# DATA PROVIDED:
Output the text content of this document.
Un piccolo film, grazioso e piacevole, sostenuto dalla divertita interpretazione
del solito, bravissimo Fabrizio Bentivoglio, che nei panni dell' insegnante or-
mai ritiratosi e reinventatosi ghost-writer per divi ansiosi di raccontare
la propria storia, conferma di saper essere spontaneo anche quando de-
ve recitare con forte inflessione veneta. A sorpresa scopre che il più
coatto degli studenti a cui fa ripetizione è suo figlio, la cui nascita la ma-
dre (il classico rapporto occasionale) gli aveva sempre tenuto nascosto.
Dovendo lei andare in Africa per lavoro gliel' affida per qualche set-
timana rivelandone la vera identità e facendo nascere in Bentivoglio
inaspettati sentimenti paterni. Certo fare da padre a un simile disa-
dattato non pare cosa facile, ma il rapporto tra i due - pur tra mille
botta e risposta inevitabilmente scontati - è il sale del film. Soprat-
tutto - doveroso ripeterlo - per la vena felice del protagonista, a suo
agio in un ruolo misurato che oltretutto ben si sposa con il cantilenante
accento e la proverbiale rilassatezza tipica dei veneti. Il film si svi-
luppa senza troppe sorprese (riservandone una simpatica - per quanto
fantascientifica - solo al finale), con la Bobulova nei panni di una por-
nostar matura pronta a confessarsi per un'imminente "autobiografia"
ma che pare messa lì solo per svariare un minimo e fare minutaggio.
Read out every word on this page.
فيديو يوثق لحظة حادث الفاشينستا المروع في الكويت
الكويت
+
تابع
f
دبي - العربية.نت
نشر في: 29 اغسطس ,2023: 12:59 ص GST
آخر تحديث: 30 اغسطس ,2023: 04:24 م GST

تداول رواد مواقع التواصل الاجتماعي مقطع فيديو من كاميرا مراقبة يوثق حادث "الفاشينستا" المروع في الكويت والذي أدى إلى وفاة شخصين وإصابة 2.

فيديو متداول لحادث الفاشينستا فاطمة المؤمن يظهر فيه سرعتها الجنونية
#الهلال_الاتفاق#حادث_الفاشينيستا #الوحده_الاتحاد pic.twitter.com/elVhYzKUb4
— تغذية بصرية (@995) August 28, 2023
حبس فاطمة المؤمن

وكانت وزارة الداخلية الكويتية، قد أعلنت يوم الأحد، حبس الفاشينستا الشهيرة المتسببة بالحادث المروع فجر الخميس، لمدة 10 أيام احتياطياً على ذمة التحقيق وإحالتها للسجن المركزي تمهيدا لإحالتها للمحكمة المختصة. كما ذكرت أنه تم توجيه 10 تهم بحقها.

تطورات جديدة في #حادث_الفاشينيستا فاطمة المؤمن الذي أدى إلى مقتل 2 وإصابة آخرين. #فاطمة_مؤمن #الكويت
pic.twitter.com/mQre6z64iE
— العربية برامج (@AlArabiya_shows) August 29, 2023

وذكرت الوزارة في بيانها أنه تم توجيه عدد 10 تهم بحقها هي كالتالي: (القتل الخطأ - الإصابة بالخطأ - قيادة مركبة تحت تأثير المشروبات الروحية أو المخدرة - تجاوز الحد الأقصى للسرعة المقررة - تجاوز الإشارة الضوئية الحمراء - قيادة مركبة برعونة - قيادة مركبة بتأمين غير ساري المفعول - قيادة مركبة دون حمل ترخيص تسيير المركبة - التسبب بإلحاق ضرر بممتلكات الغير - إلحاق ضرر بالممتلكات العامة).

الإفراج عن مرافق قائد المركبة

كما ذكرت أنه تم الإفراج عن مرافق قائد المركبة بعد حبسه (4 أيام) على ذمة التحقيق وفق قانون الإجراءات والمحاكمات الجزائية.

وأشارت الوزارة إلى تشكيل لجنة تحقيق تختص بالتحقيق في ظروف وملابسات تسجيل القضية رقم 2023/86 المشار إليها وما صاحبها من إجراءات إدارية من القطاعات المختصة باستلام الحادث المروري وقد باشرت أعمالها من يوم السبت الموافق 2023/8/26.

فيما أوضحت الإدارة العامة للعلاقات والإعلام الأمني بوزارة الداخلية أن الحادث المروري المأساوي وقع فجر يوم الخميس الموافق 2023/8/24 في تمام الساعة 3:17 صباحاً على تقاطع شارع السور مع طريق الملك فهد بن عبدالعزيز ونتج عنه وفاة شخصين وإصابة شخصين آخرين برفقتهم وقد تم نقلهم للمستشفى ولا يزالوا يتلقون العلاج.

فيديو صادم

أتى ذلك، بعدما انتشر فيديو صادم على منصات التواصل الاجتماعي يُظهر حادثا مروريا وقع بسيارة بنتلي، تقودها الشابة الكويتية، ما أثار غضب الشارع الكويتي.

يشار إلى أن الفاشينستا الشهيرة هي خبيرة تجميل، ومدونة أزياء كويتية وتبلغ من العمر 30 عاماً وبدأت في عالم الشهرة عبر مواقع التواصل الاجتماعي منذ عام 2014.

# PROBLEM DETAILS:
Write out the data again, exactly and in full.

# SOLUTION FOR THIS TASK:
Output the text content of this document.
Un piccolo film, grazioso e piacevole, sostenuto dalla divertita interpretazione
del solito, bravissimo Fabrizio Bentivoglio, che nei panni dell' insegnante or-
mai ritiratosi e reinventatosi ghost-writer per divi ansiosi di raccontare
la propria storia, conferma di saper essere spontaneo anche quando de-
ve recitare con forte inflessione veneta. A sorpresa scopre che il più
coatto degli studenti a cui fa ripetizione è suo figlio, la cui nascita la ma-
dre (il classico rapporto occasionale) gli aveva sempre tenuto nascosto.
Dovendo lei andare in Africa per lavoro gliel' affida per qualche set-
timana rivelandone la vera identità e facendo nascere in Bentivoglio
inaspettati sentimenti paterni. Certo fare da padre a un simile disa-
dattato non pare cosa facile, ma il rapporto tra i due - pur tra mille
botta e risposta inevitabilmente scontati - è il sale del film. Soprat-
tutto - doveroso ripeterlo - per la vena felice del protagonista, a suo
agio in un ruolo misurato che oltretutto ben si sposa con il cantilenante
accento e la proverbiale rilassatezza tipica dei veneti. Il film si svi-
luppa senza troppe sorprese (riservandone una simpatica - per quanto
fantascientifica - solo al finale), con la Bobulova nei panni di una por-
nostar matura pronta a confessarsi per un'imminente "autobiografia"
ma che pare messa lì solo per svariare un minimo e fare minutaggio.
Read out every word on this page.
فيديو يوثق لحظة حادث الفاشينستا المروع في الكويت
الكويت
+
تابع
f
دبي - العربية.نت
نشر في: 29 اغسطس ,2023: 12:59 ص GST
آخر تحديث: 30 اغسطس ,2023: 04:24 م GST

تداول رواد مواقع التواصل الاجتماعي مقطع فيديو من كاميرا مراقبة يوثق حادث "الفاشينستا" المروع في الكويت والذي أدى إلى وفاة شخصين وإصابة 2.

فيديو متداول لحادث الفاشينستا فاطمة المؤمن يظهر فيه سرعتها الجنونية
#الهلال_الاتفاق#حادث_الفاشينيستا #الوحده_الاتحاد pic.twitter.com/elVhYzKUb4
— تغذية بصرية (@995) August 28, 2023
حبس فاطمة المؤمن

وكانت وزارة الداخلية الكويتية، قد أعلنت يوم الأحد، حبس الفاشينستا الشهيرة المتسببة بالحادث المروع فجر الخميس، لمدة 10 أيام احتياطياً على ذمة التحقيق وإحالتها للسجن المركزي تمهيدا لإحالتها للمحكمة المختصة. كما ذكرت أنه تم توجيه 10 تهم بحقها.

تطورات جديدة في #حادث_الفاشينيستا فاطمة المؤمن الذي أدى إلى مقتل 2 وإصابة آخرين. #فاطمة_مؤمن #الكويت
pic.twitter.com/mQre6z64iE
— العربية برامج (@AlArabiya_shows) August 29, 2023

وذكرت الوزارة في بيانها أنه تم توجيه عدد 10 تهم بحقها هي كالتالي: (القتل الخطأ - الإصابة بالخطأ - قيادة مركبة تحت تأثير المشروبات الروحية أو المخدرة - تجاوز الحد الأقصى للسرعة المقررة - تجاوز الإشارة الضوئية الحمراء - قيادة مركبة برعونة - قيادة مركبة بتأمين غير ساري المفعول - قيادة مركبة دون حمل ترخيص تسيير المركبة - التسبب بإلحاق ضرر بممتلكات الغير - إلحاق ضرر بالممتلكات العامة).

الإفراج عن مرافق قائد المركبة

كما ذكرت أنه تم الإفراج عن مرافق قائد المركبة بعد حبسه (4 أيام) على ذمة التحقيق وفق قانون الإجراءات والمحاكمات الجزائية.

وأشارت الوزارة إلى تشكيل لجنة تحقيق تختص بالتحقيق في ظروف وملابسات تسجيل القضية رقم 2023/86 المشار إليها وما صاحبها من إجراءات إدارية من القطاعات المختصة باستلام الحادث المروري وقد باشرت أعمالها من يوم السبت الموافق 2023/8/26.

فيما أوضحت الإدارة العامة للعلاقات والإعلام الأمني بوزارة الداخلية أن الحادث المروري المأساوي وقع فجر يوم الخميس الموافق 2023/8/24 في تمام الساعة 3:17 صباحاً على تقاطع شارع السور مع طريق الملك فهد بن عبدالعزيز ونتج عنه وفاة شخصين وإصابة شخصين آخرين برفقتهم وقد تم نقلهم للمستشفى ولا يزالوا يتلقون العلاج.

فيديو صادم

أتى ذلك، بعدما انتشر فيديو صادم على منصات التواصل الاجتماعي يُظهر حادثا مروريا وقع بسيارة بنتلي، تقودها الشابة الكويتية، ما أثار غضب الشارع الكويتي.

يشار إلى أن الفاشينستا الشهيرة هي خبيرة تجميل، ومدونة أزياء كويتية وتبلغ من العمر 30 عاماً وبدأت في عالم الشهرة عبر مواقع التواصل الاجتماعي منذ عام 2014.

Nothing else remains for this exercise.